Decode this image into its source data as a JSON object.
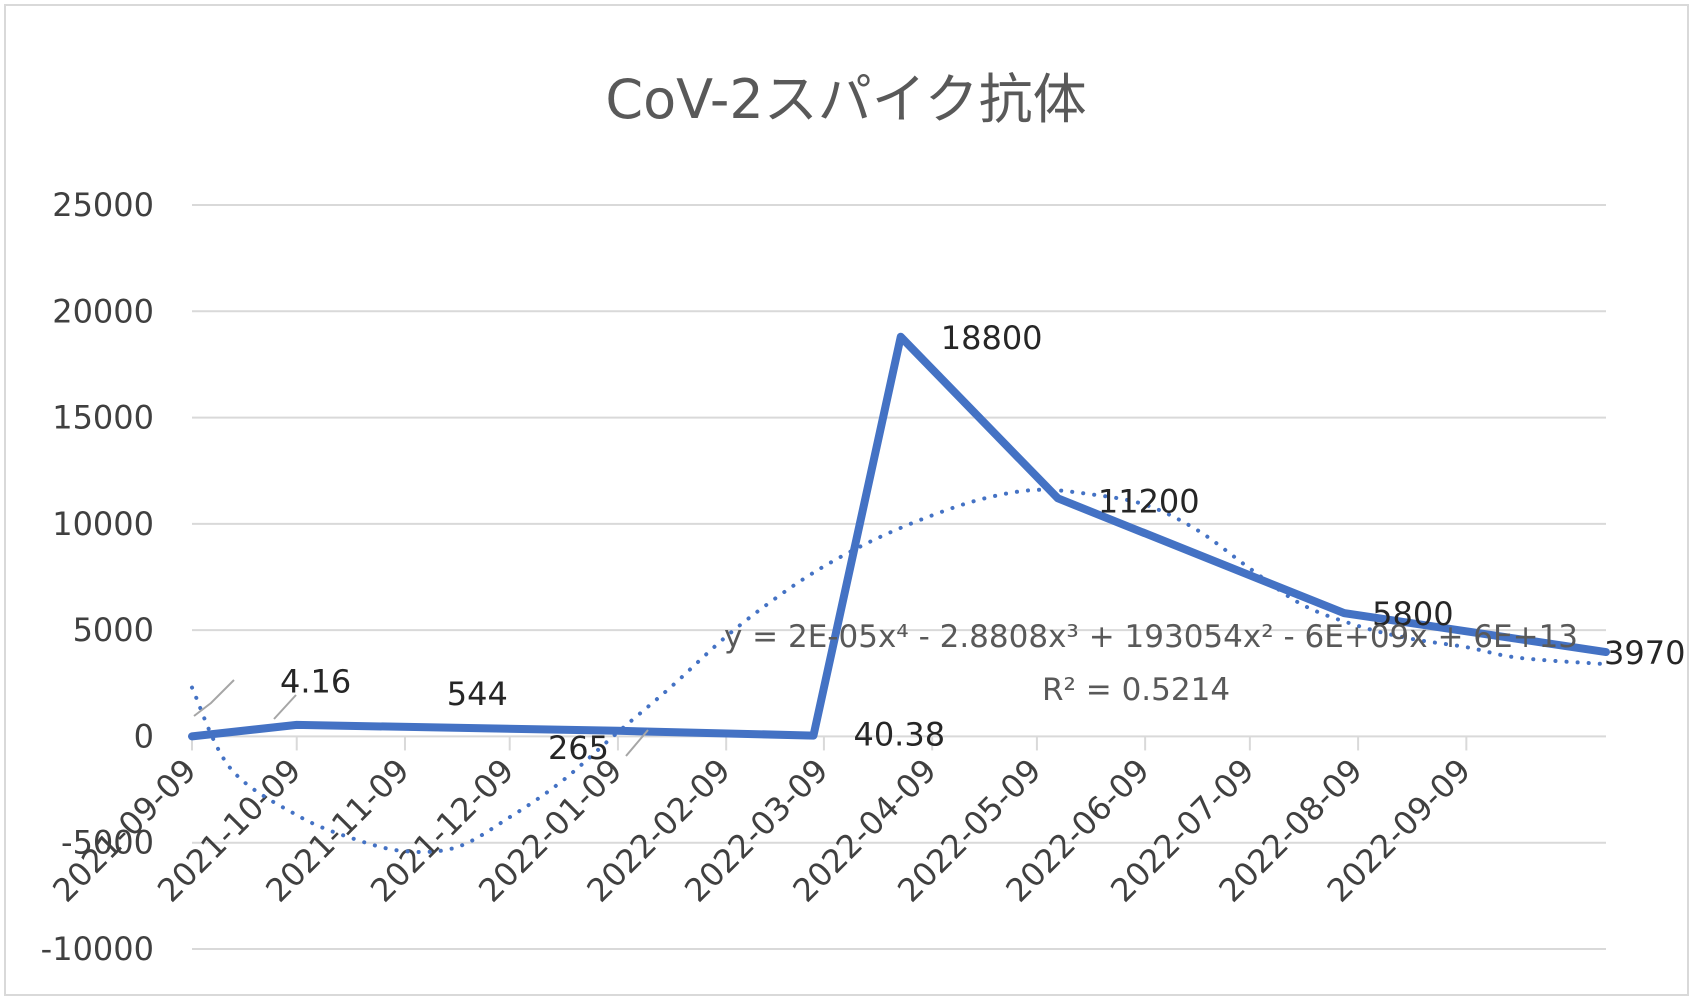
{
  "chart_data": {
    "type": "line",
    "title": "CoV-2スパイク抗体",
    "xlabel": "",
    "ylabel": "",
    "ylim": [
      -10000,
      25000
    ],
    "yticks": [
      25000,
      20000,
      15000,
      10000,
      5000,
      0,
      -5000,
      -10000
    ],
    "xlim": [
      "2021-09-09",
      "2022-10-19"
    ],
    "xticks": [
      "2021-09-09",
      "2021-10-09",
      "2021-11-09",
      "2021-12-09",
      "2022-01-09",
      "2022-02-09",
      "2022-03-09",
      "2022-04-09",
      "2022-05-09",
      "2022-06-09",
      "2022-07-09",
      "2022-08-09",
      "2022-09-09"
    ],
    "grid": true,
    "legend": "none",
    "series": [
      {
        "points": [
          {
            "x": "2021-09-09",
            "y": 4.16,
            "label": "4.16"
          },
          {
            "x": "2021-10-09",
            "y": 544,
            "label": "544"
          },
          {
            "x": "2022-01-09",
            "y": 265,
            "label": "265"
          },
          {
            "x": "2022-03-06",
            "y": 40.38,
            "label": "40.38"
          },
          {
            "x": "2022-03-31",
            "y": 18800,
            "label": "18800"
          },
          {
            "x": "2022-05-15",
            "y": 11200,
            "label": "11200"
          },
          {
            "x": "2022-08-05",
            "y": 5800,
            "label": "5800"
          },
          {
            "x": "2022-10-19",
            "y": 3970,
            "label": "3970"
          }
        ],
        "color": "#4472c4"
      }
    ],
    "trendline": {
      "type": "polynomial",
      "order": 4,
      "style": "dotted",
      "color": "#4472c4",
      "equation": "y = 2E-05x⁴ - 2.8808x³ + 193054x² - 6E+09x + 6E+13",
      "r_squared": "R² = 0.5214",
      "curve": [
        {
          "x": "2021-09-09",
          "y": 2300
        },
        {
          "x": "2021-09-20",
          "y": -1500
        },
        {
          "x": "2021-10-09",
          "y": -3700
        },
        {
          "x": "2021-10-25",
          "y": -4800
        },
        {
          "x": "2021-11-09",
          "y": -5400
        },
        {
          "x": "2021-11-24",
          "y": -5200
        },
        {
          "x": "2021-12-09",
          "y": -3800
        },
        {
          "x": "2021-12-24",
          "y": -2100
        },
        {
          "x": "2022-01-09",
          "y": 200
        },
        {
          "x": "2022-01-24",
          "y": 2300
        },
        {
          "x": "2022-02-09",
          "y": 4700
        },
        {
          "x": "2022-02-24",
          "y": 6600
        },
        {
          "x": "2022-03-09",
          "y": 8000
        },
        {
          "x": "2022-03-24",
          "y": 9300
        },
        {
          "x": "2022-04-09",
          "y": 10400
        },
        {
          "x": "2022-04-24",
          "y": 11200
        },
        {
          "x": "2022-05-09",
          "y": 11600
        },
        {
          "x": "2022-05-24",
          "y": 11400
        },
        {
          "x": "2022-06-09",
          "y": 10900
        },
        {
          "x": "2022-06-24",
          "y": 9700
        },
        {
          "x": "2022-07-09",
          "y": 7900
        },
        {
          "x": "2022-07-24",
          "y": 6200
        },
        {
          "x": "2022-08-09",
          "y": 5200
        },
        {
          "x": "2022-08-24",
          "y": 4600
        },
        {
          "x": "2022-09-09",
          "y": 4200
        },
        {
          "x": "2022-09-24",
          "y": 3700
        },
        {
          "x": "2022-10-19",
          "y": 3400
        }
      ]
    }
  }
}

┄┄┄┄┄┄

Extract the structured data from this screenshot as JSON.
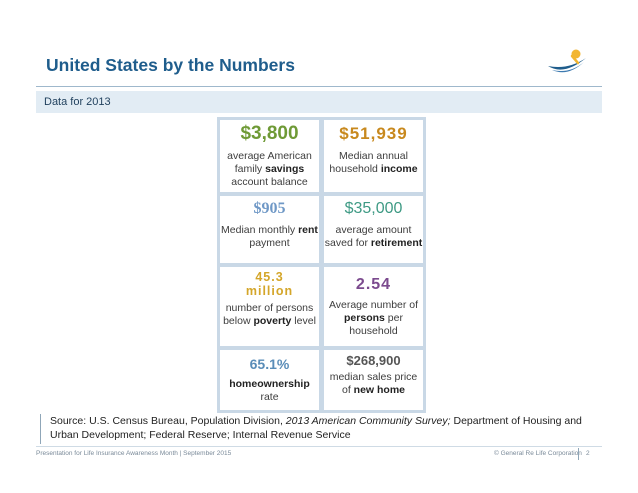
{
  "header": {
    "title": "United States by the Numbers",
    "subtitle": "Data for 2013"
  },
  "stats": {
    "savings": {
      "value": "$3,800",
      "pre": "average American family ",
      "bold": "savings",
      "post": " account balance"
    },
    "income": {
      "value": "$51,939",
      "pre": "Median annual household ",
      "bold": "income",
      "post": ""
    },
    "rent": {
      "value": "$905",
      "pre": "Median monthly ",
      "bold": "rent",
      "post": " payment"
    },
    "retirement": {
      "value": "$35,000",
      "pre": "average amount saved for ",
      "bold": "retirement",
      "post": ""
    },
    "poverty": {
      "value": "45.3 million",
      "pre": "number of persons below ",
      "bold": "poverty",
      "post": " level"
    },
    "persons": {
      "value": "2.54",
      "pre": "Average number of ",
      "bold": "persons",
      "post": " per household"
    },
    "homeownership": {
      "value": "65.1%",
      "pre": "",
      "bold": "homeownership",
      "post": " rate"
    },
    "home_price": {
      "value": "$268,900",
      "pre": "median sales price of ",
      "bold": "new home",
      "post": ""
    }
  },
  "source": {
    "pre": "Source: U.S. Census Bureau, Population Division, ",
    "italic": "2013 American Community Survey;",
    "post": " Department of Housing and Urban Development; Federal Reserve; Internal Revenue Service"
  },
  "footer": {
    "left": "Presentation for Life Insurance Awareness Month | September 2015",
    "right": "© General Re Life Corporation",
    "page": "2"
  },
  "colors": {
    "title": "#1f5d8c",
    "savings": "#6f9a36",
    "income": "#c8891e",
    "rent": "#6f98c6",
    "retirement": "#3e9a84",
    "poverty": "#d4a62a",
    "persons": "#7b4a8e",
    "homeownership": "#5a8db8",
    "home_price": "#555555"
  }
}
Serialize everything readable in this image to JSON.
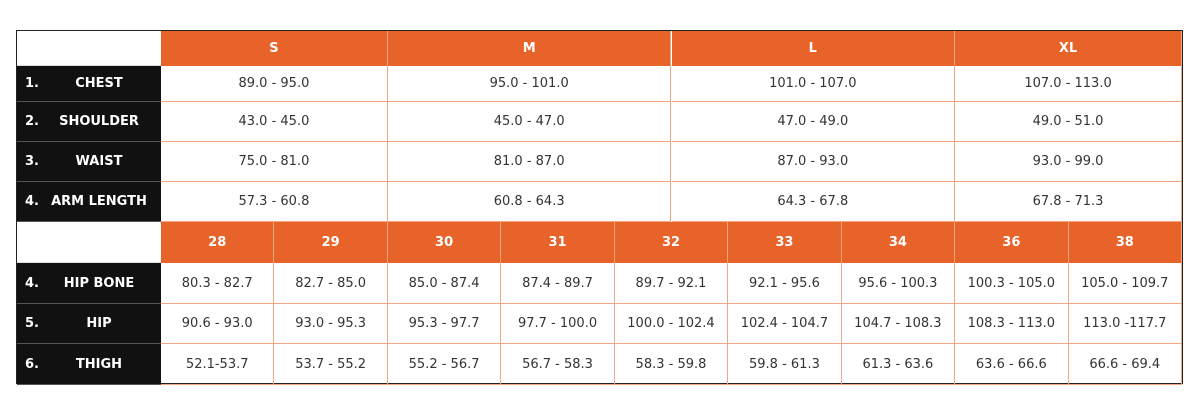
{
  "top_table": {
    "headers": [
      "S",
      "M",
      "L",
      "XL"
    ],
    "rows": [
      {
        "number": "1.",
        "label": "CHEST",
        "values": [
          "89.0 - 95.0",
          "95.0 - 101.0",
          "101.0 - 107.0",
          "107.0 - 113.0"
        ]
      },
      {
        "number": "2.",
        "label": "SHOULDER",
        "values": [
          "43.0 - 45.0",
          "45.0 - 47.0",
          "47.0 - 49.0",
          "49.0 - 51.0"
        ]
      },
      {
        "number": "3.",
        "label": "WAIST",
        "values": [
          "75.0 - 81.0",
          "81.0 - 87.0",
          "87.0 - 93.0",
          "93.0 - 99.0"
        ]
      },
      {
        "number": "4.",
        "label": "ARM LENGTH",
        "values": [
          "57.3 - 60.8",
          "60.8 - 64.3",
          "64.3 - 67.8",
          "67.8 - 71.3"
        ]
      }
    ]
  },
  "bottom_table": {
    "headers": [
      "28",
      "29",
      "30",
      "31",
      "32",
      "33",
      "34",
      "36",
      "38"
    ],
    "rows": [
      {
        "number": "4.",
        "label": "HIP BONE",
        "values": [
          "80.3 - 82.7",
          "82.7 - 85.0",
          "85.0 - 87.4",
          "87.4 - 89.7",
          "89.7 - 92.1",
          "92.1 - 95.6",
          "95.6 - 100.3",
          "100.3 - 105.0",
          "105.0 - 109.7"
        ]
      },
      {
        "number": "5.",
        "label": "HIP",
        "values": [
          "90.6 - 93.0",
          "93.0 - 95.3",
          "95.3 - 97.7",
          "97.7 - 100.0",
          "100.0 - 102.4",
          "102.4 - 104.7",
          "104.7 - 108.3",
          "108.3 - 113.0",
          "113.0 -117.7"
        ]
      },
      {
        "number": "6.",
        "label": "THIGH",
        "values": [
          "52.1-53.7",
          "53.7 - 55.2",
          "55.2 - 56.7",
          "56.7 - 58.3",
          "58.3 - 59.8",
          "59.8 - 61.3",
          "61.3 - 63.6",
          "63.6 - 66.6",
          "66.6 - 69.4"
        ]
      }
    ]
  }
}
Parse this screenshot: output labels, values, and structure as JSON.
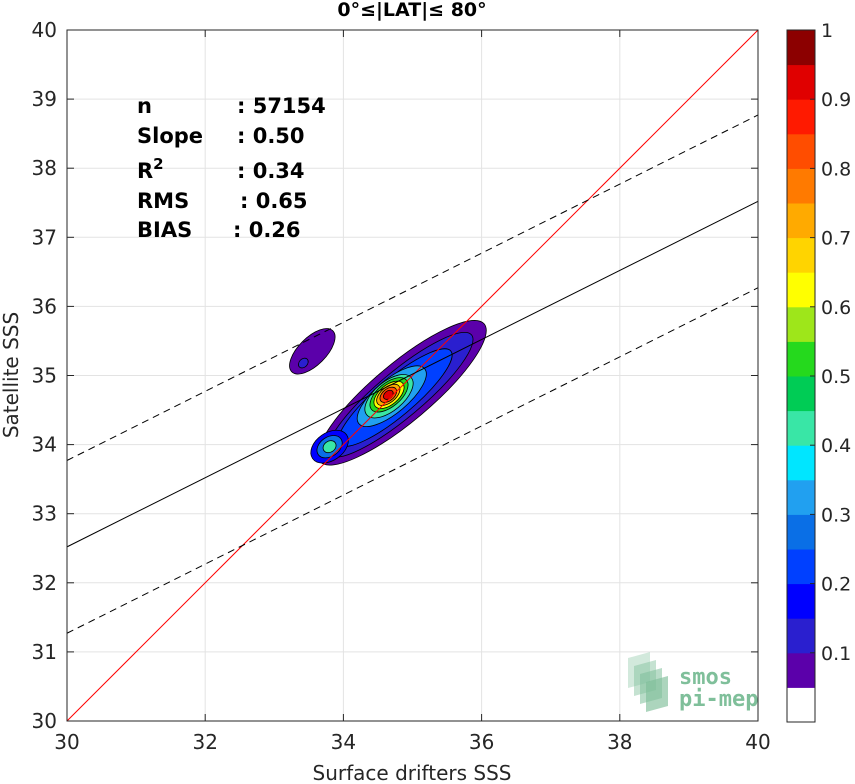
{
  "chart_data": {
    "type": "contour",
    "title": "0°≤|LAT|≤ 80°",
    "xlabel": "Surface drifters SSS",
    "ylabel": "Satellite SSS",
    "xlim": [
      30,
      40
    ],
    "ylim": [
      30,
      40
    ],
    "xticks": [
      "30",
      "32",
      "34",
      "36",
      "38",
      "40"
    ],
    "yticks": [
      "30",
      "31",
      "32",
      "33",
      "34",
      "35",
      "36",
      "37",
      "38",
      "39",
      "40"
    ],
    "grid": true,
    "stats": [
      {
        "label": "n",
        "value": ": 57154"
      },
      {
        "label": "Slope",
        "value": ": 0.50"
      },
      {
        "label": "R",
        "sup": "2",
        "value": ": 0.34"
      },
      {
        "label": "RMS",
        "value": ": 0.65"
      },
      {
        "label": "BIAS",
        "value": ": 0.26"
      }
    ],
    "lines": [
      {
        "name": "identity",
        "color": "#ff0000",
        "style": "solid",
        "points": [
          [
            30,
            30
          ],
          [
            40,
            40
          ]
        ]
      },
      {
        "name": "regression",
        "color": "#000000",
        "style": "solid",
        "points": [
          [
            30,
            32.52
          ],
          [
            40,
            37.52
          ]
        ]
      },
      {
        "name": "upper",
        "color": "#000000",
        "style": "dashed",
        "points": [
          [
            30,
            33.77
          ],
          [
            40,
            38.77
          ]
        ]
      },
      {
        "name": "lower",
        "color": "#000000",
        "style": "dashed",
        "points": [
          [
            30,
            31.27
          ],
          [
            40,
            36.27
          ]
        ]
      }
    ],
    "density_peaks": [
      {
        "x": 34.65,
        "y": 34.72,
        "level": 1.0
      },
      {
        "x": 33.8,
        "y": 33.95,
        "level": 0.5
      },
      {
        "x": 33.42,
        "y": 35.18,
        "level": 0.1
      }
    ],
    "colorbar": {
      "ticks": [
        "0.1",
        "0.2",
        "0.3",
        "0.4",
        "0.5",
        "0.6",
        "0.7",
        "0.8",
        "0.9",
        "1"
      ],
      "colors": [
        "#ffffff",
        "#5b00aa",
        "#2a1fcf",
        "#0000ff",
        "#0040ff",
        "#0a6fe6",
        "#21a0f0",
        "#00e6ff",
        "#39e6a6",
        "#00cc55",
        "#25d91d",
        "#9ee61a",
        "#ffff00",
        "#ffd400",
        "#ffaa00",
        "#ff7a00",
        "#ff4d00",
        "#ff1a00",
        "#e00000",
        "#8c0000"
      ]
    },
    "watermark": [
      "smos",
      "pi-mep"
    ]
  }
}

┄┄┄┄┄┄

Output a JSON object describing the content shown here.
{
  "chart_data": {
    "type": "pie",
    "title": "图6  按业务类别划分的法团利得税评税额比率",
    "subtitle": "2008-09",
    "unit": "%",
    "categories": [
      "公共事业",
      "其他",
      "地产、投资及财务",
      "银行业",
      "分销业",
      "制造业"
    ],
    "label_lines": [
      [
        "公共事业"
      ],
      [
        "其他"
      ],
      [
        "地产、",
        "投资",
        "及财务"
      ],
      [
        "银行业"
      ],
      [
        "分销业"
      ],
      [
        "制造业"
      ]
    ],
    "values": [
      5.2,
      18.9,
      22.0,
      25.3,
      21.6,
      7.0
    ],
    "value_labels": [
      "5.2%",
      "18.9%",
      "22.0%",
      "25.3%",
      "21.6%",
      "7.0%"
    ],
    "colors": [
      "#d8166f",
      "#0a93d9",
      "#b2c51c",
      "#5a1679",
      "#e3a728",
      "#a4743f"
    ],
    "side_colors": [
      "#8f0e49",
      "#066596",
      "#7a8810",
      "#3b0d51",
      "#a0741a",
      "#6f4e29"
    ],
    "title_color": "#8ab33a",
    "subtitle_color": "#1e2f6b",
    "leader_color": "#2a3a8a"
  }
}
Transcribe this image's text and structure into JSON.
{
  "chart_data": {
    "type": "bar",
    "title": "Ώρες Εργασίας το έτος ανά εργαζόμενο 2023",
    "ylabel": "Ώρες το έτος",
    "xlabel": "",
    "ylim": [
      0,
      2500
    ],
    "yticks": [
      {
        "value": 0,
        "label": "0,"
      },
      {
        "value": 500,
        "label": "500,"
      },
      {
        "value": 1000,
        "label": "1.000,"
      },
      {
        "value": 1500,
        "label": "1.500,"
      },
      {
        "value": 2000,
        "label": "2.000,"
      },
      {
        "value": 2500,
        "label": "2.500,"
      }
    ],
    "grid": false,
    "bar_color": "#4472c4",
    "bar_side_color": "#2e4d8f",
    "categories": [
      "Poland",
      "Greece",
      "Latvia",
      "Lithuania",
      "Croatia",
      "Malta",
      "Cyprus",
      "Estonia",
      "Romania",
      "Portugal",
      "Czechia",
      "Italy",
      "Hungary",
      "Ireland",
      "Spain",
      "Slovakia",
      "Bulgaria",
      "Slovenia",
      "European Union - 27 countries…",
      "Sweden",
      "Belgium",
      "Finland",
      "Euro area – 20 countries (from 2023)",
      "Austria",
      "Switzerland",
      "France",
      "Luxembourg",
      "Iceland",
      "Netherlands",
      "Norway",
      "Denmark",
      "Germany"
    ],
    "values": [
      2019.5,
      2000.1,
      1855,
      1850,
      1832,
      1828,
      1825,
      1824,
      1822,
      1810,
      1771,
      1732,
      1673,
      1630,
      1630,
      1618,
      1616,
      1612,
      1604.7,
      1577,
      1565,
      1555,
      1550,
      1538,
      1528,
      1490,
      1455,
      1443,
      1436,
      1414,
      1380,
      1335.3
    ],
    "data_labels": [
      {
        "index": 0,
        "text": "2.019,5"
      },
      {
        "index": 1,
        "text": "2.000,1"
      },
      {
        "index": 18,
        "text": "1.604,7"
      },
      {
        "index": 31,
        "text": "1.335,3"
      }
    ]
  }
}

┄┄┄┄┄┄

→ Written task
Return each line with "American".

→ Output below
      "pre": "average American family ",
    "italic": "2013 American Community Survey;",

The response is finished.